===== Data shown

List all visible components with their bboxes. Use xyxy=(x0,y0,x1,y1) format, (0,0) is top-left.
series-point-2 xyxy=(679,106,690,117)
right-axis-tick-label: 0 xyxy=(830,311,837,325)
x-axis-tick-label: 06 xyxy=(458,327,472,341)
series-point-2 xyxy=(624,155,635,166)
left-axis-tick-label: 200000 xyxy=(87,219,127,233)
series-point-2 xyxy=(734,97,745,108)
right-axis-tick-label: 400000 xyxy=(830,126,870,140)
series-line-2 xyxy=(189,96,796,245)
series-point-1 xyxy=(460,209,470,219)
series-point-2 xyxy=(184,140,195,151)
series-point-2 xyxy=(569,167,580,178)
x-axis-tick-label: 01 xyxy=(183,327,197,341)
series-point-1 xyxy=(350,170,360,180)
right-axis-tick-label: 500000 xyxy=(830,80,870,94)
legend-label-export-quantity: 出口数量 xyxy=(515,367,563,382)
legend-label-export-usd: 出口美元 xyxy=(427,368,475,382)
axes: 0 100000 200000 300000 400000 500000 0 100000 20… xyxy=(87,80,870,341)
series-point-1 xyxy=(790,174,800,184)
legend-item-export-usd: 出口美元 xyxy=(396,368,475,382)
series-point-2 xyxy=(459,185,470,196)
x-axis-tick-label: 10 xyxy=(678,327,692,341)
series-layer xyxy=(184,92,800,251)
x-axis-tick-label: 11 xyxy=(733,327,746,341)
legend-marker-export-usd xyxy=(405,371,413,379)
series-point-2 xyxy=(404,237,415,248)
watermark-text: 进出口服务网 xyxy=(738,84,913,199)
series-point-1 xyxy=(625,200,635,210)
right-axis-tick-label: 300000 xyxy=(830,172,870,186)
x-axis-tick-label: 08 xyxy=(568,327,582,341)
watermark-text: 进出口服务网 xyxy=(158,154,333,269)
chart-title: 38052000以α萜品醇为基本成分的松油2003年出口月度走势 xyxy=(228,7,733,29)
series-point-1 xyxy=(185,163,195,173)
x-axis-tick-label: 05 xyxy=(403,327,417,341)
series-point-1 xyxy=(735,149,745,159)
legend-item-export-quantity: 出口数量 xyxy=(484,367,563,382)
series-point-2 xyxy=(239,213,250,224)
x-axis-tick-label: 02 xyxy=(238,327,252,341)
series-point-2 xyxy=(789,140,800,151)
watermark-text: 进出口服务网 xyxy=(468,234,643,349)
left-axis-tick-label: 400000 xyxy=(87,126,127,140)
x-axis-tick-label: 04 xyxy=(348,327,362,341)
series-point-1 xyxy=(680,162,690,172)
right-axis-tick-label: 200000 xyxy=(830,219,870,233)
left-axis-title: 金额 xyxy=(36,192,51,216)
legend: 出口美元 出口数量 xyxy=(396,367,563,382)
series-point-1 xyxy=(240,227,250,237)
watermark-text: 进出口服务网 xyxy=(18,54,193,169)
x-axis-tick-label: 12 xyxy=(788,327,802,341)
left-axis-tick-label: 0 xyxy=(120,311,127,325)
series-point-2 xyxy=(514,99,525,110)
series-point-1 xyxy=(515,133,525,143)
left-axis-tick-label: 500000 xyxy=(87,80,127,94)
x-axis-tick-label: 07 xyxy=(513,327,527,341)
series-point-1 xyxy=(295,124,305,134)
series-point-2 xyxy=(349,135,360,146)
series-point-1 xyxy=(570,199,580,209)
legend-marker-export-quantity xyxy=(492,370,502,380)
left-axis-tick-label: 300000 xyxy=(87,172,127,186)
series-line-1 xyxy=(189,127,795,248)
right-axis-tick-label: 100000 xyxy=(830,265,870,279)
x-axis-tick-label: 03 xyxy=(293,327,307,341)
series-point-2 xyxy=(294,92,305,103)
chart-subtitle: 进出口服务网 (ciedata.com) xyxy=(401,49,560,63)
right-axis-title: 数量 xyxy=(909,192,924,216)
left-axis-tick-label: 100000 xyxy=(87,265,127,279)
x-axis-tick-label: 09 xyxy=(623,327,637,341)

==========

#### [Task directions]
Transcribe the listing above from its first line down to and including the line with "right-axis-tick-label: 400000 xyxy=(830,126,870,140)", keeping every character as it appears.

#### [Response to the exercise]
List all visible components with their bboxes. Use xyxy=(x0,y0,x1,y1) format, (0,0) is top-left.
series-point-2 xyxy=(679,106,690,117)
right-axis-tick-label: 0 xyxy=(830,311,837,325)
x-axis-tick-label: 06 xyxy=(458,327,472,341)
series-point-2 xyxy=(624,155,635,166)
left-axis-tick-label: 200000 xyxy=(87,219,127,233)
series-point-2 xyxy=(734,97,745,108)
right-axis-tick-label: 400000 xyxy=(830,126,870,140)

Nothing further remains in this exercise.